**What to work on**. Write out the listing in full, matching it word for word.

_____

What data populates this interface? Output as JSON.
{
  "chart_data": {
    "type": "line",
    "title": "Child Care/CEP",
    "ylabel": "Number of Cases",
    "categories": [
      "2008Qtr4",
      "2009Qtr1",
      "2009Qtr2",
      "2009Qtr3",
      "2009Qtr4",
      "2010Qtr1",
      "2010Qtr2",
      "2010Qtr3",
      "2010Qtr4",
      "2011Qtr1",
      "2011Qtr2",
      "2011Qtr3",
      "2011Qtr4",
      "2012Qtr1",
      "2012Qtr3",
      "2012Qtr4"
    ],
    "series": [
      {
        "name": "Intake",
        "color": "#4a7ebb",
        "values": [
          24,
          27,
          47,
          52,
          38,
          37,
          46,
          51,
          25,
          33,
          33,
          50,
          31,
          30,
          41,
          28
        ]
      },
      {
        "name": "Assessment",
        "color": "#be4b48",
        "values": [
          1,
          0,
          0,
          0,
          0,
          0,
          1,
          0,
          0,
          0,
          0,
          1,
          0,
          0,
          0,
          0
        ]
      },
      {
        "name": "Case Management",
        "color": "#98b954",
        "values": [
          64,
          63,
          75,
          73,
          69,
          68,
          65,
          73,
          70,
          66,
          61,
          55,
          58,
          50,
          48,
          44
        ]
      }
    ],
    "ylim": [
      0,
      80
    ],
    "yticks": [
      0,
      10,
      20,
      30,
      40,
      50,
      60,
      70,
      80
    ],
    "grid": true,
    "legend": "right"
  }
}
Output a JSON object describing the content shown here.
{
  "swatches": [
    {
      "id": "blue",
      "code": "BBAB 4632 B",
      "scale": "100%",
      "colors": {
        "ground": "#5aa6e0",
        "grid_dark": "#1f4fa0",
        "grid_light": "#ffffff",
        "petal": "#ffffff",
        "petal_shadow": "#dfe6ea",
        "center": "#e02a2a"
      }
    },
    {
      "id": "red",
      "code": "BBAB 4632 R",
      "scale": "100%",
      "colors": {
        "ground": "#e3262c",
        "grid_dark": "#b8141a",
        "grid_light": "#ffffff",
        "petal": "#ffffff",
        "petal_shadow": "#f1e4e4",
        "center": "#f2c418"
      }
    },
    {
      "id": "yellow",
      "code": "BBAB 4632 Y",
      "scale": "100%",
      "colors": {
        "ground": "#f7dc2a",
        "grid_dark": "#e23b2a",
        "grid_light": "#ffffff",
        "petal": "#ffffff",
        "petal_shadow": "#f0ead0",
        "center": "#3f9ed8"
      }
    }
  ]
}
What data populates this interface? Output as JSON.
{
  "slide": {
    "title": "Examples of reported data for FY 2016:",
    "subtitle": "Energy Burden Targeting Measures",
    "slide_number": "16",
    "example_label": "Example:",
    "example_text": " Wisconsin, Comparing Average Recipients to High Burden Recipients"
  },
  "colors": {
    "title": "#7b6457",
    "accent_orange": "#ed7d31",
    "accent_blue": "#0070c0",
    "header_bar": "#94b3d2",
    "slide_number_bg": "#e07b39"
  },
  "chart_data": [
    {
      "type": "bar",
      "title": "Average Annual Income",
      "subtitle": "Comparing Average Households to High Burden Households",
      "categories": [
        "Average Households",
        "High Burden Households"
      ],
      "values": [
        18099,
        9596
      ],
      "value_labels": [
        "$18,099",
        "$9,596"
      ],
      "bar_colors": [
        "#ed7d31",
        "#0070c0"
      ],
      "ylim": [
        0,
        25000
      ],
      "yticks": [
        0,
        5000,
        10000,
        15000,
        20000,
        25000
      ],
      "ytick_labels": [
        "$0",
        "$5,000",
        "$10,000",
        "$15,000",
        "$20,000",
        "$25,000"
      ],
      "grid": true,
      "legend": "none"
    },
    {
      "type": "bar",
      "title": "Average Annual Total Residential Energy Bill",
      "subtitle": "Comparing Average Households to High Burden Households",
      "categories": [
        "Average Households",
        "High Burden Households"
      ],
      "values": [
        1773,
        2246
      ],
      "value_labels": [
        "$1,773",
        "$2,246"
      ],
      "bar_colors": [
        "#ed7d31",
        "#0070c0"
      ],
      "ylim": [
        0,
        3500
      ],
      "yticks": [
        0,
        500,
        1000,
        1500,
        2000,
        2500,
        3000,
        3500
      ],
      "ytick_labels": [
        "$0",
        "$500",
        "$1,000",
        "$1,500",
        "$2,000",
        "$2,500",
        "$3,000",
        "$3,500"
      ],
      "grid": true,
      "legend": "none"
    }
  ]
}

_____

**Solved exercise**.
What data populates this interface? Output as JSON.
{
  "chart_data": {
    "type": "line",
    "title": "Child Care/CEP",
    "ylabel": "Number of Cases",
    "categories": [
      "2008Qtr4",
      "2009Qtr1",
      "2009Qtr2",
      "2009Qtr3",
      "2009Qtr4",
      "2010Qtr1",
      "2010Qtr2",
      "2010Qtr3",
      "2010Qtr4",
      "2011Qtr1",
      "2011Qtr2",
      "2011Qtr3",
      "2011Qtr4",
      "2012Qtr1",
      "2012Qtr3",
      "2012Qtr4"
    ],
    "series": [
      {
        "name": "Intake",
        "color": "#4a7ebb",
        "values": [
          24,
          27,
          47,
          52,
          38,
          37,
          46,
          51,
          25,
          33,
          33,
          50,
          31,
          30,
          41,
          28
        ]
      },
      {
        "name": "Assessment",
        "color": "#be4b48",
        "values": [
          1,
          0,
          0,
          0,
          0,
          0,
          1,
          0,
          0,
          0,
          0,
          1,
          0,
          0,
          0,
          0
        ]
      },
      {
        "name": "Case Management",
        "color": "#98b954",
        "values": [
          64,
          63,
          75,
          73,
          69,
          68,
          65,
          73,
          70,
          66,
          61,
          55,
          58,
          50,
          48,
          44
        ]
      }
    ],
    "ylim": [
      0,
      80
    ],
    "yticks": [
      0,
      10,
      20,
      30,
      40,
      50,
      60,
      70,
      80
    ],
    "grid": true,
    "legend": "right"
  }
}
Output a JSON object describing the content shown here.
{
  "swatches": [
    {
      "id": "blue",
      "code": "BBAB 4632 B",
      "scale": "100%",
      "colors": {
        "ground": "#5aa6e0",
        "grid_dark": "#1f4fa0",
        "grid_light": "#ffffff",
        "petal": "#ffffff",
        "petal_shadow": "#dfe6ea",
        "center": "#e02a2a"
      }
    },
    {
      "id": "red",
      "code": "BBAB 4632 R",
      "scale": "100%",
      "colors": {
        "ground": "#e3262c",
        "grid_dark": "#b8141a",
        "grid_light": "#ffffff",
        "petal": "#ffffff",
        "petal_shadow": "#f1e4e4",
        "center": "#f2c418"
      }
    },
    {
      "id": "yellow",
      "code": "BBAB 4632 Y",
      "scale": "100%",
      "colors": {
        "ground": "#f7dc2a",
        "grid_dark": "#e23b2a",
        "grid_light": "#ffffff",
        "petal": "#ffffff",
        "petal_shadow": "#f0ead0",
        "center": "#3f9ed8"
      }
    }
  ]
}
What data populates this interface? Output as JSON.
{
  "slide": {
    "title": "Examples of reported data for FY 2016:",
    "subtitle": "Energy Burden Targeting Measures",
    "slide_number": "16",
    "example_label": "Example:",
    "example_text": " Wisconsin, Comparing Average Recipients to High Burden Recipients"
  },
  "colors": {
    "title": "#7b6457",
    "accent_orange": "#ed7d31",
    "accent_blue": "#0070c0",
    "header_bar": "#94b3d2",
    "slide_number_bg": "#e07b39"
  },
  "chart_data": [
    {
      "type": "bar",
      "title": "Average Annual Income",
      "subtitle": "Comparing Average Households to High Burden Households",
      "categories": [
        "Average Households",
        "High Burden Households"
      ],
      "values": [
        18099,
        9596
      ],
      "value_labels": [
        "$18,099",
        "$9,596"
      ],
      "bar_colors": [
        "#ed7d31",
        "#0070c0"
      ],
      "ylim": [
        0,
        25000
      ],
      "yticks": [
        0,
        5000,
        10000,
        15000,
        20000,
        25000
      ],
      "ytick_labels": [
        "$0",
        "$5,000",
        "$10,000",
        "$15,000",
        "$20,000",
        "$25,000"
      ],
      "grid": true,
      "legend": "none"
    },
    {
      "type": "bar",
      "title": "Average Annual Total Residential Energy Bill",
      "subtitle": "Comparing Average Households to High Burden Households",
      "categories": [
        "Average Households",
        "High Burden Households"
      ],
      "values": [
        1773,
        2246
      ],
      "value_labels": [
        "$1,773",
        "$2,246"
      ],
      "bar_colors": [
        "#ed7d31",
        "#0070c0"
      ],
      "ylim": [
        0,
        3500
      ],
      "yticks": [
        0,
        500,
        1000,
        1500,
        2000,
        2500,
        3000,
        3500
      ],
      "ytick_labels": [
        "$0",
        "$500",
        "$1,000",
        "$1,500",
        "$2,000",
        "$2,500",
        "$3,000",
        "$3,500"
      ],
      "grid": true,
      "legend": "none"
    }
  ]
}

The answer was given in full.